[Given request]:
Give back the records below exactly, every one, with no pictures.

-- BEGIN --

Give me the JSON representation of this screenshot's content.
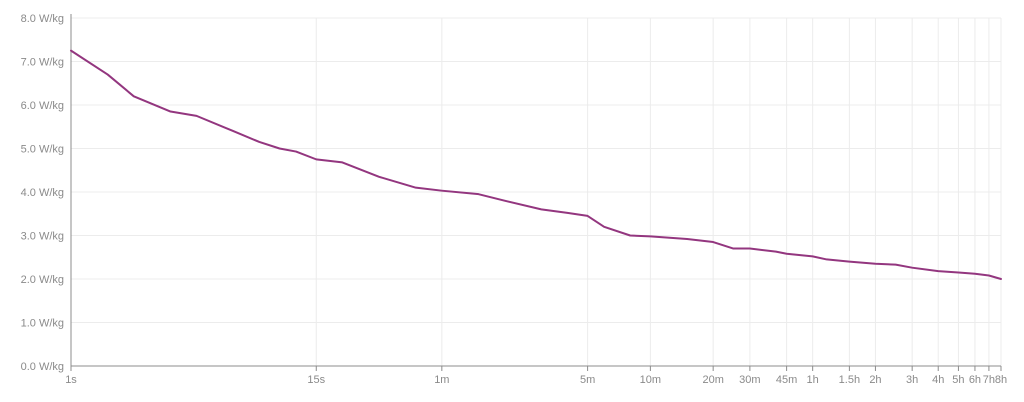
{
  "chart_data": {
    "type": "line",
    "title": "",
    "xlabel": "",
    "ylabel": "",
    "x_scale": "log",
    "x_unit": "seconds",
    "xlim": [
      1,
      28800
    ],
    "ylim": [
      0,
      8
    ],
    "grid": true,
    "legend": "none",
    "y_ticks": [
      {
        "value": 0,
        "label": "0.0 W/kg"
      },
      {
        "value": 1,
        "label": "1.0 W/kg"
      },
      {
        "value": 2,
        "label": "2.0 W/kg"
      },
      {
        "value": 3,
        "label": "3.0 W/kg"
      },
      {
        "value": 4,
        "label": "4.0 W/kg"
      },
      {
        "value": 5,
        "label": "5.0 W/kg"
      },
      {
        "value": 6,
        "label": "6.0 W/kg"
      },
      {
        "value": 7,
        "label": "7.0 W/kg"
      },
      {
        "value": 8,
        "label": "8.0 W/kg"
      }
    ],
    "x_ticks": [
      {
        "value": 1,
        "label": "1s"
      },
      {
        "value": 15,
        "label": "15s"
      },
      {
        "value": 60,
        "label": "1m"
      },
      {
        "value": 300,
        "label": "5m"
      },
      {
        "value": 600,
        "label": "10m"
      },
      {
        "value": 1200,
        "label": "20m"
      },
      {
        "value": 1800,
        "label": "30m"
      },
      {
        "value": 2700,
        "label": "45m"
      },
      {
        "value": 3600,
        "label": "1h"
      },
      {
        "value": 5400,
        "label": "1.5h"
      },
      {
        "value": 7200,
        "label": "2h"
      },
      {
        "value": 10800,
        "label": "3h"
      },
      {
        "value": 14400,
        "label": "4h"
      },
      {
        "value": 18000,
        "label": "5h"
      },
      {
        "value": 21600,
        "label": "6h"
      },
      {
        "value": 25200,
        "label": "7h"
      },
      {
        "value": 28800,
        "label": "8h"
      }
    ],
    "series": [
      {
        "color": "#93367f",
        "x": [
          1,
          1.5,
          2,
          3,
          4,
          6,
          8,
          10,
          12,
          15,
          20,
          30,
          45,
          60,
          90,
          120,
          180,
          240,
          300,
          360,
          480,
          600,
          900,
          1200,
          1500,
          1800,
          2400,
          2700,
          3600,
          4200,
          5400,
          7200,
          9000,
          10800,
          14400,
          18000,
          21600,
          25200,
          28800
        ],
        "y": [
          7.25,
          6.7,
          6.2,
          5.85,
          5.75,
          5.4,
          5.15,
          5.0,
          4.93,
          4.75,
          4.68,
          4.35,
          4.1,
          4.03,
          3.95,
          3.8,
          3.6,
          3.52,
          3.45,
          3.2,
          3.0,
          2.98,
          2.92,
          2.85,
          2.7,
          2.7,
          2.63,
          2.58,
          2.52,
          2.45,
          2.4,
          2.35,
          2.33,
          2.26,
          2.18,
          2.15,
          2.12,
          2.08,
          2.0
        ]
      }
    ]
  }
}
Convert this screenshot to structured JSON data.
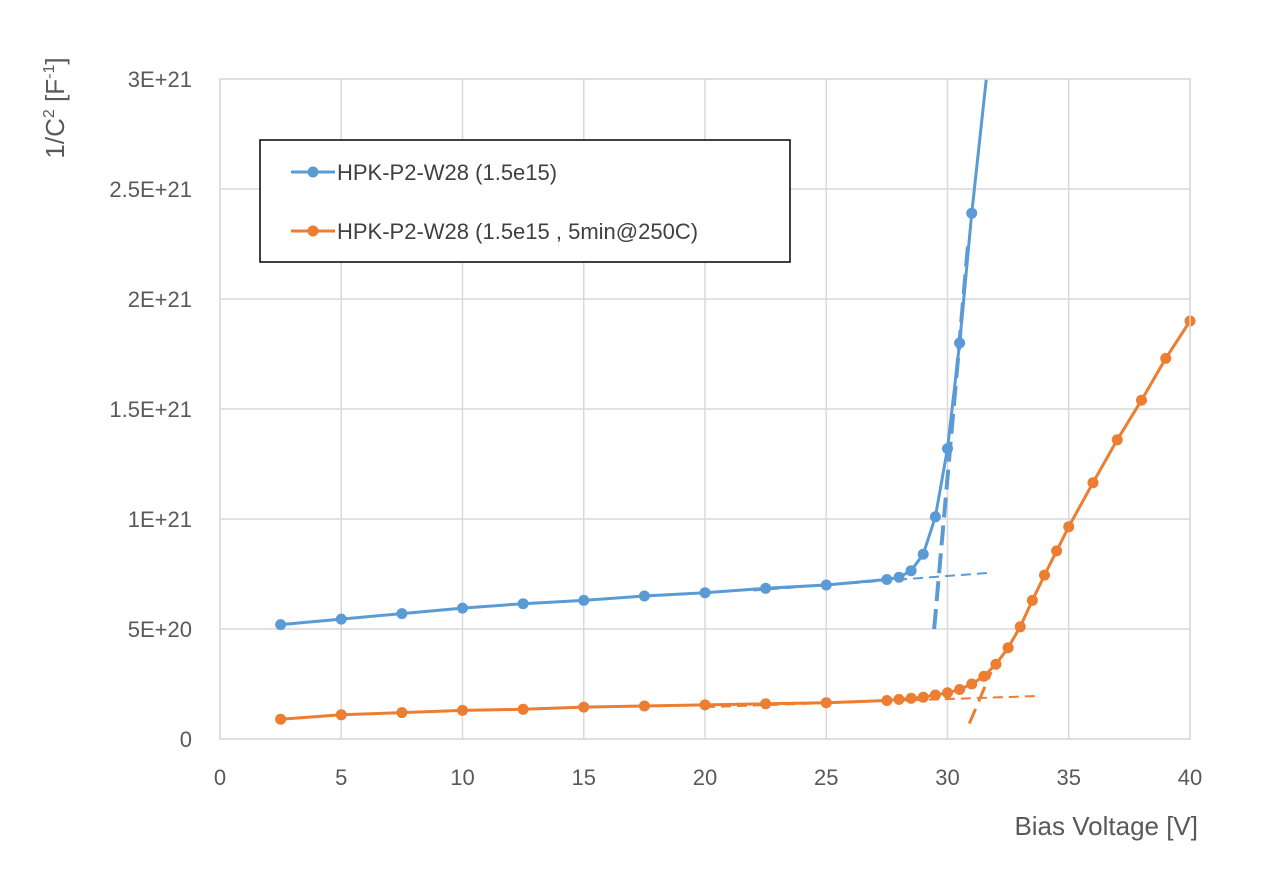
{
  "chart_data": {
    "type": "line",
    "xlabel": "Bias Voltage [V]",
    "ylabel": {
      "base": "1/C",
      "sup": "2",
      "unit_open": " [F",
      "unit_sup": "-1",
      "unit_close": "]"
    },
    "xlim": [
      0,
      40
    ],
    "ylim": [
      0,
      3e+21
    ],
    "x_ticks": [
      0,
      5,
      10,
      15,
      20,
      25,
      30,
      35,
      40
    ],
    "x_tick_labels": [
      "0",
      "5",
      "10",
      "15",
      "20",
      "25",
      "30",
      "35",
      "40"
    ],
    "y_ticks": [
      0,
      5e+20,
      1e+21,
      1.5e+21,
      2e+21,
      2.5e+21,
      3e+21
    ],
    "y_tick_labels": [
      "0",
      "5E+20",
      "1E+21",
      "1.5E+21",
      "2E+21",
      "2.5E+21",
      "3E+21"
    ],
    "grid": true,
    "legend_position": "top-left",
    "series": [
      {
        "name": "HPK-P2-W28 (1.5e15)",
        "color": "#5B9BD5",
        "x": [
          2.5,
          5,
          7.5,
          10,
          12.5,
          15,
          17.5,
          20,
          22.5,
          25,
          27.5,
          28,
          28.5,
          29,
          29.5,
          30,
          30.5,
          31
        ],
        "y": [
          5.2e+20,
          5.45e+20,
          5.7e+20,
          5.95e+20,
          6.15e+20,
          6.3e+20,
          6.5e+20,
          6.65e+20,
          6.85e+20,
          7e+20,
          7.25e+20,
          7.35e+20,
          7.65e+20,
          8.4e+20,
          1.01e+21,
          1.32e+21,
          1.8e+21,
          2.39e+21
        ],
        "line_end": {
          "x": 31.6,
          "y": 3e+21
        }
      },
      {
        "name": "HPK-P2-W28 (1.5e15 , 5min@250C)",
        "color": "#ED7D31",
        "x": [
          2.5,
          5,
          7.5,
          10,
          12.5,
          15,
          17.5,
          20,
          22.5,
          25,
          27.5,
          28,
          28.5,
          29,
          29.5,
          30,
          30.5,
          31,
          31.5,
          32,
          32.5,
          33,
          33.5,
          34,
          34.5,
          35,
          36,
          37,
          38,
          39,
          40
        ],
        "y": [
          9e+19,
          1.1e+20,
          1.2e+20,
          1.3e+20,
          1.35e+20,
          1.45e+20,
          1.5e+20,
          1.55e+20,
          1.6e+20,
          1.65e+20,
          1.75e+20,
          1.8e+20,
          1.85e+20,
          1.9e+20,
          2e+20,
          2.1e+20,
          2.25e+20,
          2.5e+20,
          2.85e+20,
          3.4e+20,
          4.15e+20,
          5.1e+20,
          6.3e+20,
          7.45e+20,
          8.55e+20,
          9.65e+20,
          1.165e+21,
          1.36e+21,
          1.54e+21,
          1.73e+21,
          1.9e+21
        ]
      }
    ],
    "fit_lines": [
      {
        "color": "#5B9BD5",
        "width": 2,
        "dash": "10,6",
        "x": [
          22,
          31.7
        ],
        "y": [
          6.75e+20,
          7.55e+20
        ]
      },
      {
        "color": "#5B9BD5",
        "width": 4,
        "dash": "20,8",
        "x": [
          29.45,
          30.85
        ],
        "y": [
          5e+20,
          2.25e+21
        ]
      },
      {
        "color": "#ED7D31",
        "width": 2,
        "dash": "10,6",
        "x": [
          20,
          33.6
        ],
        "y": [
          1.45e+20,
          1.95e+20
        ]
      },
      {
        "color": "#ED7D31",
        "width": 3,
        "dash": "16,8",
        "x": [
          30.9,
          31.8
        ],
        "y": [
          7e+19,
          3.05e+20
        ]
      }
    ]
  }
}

-- END --

[Solved problem]:
Give me the JSON representation of this screenshot's content.
{
  "chart_data": {
    "type": "line",
    "title": "",
    "xlabel": "",
    "ylabel": "",
    "x_scale": "log",
    "x_unit": "seconds",
    "xlim": [
      1,
      28800
    ],
    "ylim": [
      0,
      8
    ],
    "grid": true,
    "legend": "none",
    "y_ticks": [
      {
        "value": 0,
        "label": "0.0 W/kg"
      },
      {
        "value": 1,
        "label": "1.0 W/kg"
      },
      {
        "value": 2,
        "label": "2.0 W/kg"
      },
      {
        "value": 3,
        "label": "3.0 W/kg"
      },
      {
        "value": 4,
        "label": "4.0 W/kg"
      },
      {
        "value": 5,
        "label": "5.0 W/kg"
      },
      {
        "value": 6,
        "label": "6.0 W/kg"
      },
      {
        "value": 7,
        "label": "7.0 W/kg"
      },
      {
        "value": 8,
        "label": "8.0 W/kg"
      }
    ],
    "x_ticks": [
      {
        "value": 1,
        "label": "1s"
      },
      {
        "value": 15,
        "label": "15s"
      },
      {
        "value": 60,
        "label": "1m"
      },
      {
        "value": 300,
        "label": "5m"
      },
      {
        "value": 600,
        "label": "10m"
      },
      {
        "value": 1200,
        "label": "20m"
      },
      {
        "value": 1800,
        "label": "30m"
      },
      {
        "value": 2700,
        "label": "45m"
      },
      {
        "value": 3600,
        "label": "1h"
      },
      {
        "value": 5400,
        "label": "1.5h"
      },
      {
        "value": 7200,
        "label": "2h"
      },
      {
        "value": 10800,
        "label": "3h"
      },
      {
        "value": 14400,
        "label": "4h"
      },
      {
        "value": 18000,
        "label": "5h"
      },
      {
        "value": 21600,
        "label": "6h"
      },
      {
        "value": 25200,
        "label": "7h"
      },
      {
        "value": 28800,
        "label": "8h"
      }
    ],
    "series": [
      {
        "color": "#93367f",
        "x": [
          1,
          1.5,
          2,
          3,
          4,
          6,
          8,
          10,
          12,
          15,
          20,
          30,
          45,
          60,
          90,
          120,
          180,
          240,
          300,
          360,
          480,
          600,
          900,
          1200,
          1500,
          1800,
          2400,
          2700,
          3600,
          4200,
          5400,
          7200,
          9000,
          10800,
          14400,
          18000,
          21600,
          25200,
          28800
        ],
        "y": [
          7.25,
          6.7,
          6.2,
          5.85,
          5.75,
          5.4,
          5.15,
          5.0,
          4.93,
          4.75,
          4.68,
          4.35,
          4.1,
          4.03,
          3.95,
          3.8,
          3.6,
          3.52,
          3.45,
          3.2,
          3.0,
          2.98,
          2.92,
          2.85,
          2.7,
          2.7,
          2.63,
          2.58,
          2.52,
          2.45,
          2.4,
          2.35,
          2.33,
          2.26,
          2.18,
          2.15,
          2.12,
          2.08,
          2.0
        ]
      }
    ]
  }
}
Convert this screenshot to structured JSON data.
{
  "chart_data": {
    "type": "line",
    "xlabel": "Bias Voltage [V]",
    "ylabel": {
      "base": "1/C",
      "sup": "2",
      "unit_open": " [F",
      "unit_sup": "-1",
      "unit_close": "]"
    },
    "xlim": [
      0,
      40
    ],
    "ylim": [
      0,
      3e+21
    ],
    "x_ticks": [
      0,
      5,
      10,
      15,
      20,
      25,
      30,
      35,
      40
    ],
    "x_tick_labels": [
      "0",
      "5",
      "10",
      "15",
      "20",
      "25",
      "30",
      "35",
      "40"
    ],
    "y_ticks": [
      0,
      5e+20,
      1e+21,
      1.5e+21,
      2e+21,
      2.5e+21,
      3e+21
    ],
    "y_tick_labels": [
      "0",
      "5E+20",
      "1E+21",
      "1.5E+21",
      "2E+21",
      "2.5E+21",
      "3E+21"
    ],
    "grid": true,
    "legend_position": "top-left",
    "series": [
      {
        "name": "HPK-P2-W28 (1.5e15)",
        "color": "#5B9BD5",
        "x": [
          2.5,
          5,
          7.5,
          10,
          12.5,
          15,
          17.5,
          20,
          22.5,
          25,
          27.5,
          28,
          28.5,
          29,
          29.5,
          30,
          30.5,
          31
        ],
        "y": [
          5.2e+20,
          5.45e+20,
          5.7e+20,
          5.95e+20,
          6.15e+20,
          6.3e+20,
          6.5e+20,
          6.65e+20,
          6.85e+20,
          7e+20,
          7.25e+20,
          7.35e+20,
          7.65e+20,
          8.4e+20,
          1.01e+21,
          1.32e+21,
          1.8e+21,
          2.39e+21
        ],
        "line_end": {
          "x": 31.6,
          "y": 3e+21
        }
      },
      {
        "name": "HPK-P2-W28 (1.5e15 , 5min@250C)",
        "color": "#ED7D31",
        "x": [
          2.5,
          5,
          7.5,
          10,
          12.5,
          15,
          17.5,
          20,
          22.5,
          25,
          27.5,
          28,
          28.5,
          29,
          29.5,
          30,
          30.5,
          31,
          31.5,
          32,
          32.5,
          33,
          33.5,
          34,
          34.5,
          35,
          36,
          37,
          38,
          39,
          40
        ],
        "y": [
          9e+19,
          1.1e+20,
          1.2e+20,
          1.3e+20,
          1.35e+20,
          1.45e+20,
          1.5e+20,
          1.55e+20,
          1.6e+20,
          1.65e+20,
          1.75e+20,
          1.8e+20,
          1.85e+20,
          1.9e+20,
          2e+20,
          2.1e+20,
          2.25e+20,
          2.5e+20,
          2.85e+20,
          3.4e+20,
          4.15e+20,
          5.1e+20,
          6.3e+20,
          7.45e+20,
          8.55e+20,
          9.65e+20,
          1.165e+21,
          1.36e+21,
          1.54e+21,
          1.73e+21,
          1.9e+21
        ]
      }
    ],
    "fit_lines": [
      {
        "color": "#5B9BD5",
        "width": 2,
        "dash": "10,6",
        "x": [
          22,
          31.7
        ],
        "y": [
          6.75e+20,
          7.55e+20
        ]
      },
      {
        "color": "#5B9BD5",
        "width": 4,
        "dash": "20,8",
        "x": [
          29.45,
          30.85
        ],
        "y": [
          5e+20,
          2.25e+21
        ]
      },
      {
        "color": "#ED7D31",
        "width": 2,
        "dash": "10,6",
        "x": [
          20,
          33.6
        ],
        "y": [
          1.45e+20,
          1.95e+20
        ]
      },
      {
        "color": "#ED7D31",
        "width": 3,
        "dash": "16,8",
        "x": [
          30.9,
          31.8
        ],
        "y": [
          7e+19,
          3.05e+20
        ]
      }
    ]
  }
}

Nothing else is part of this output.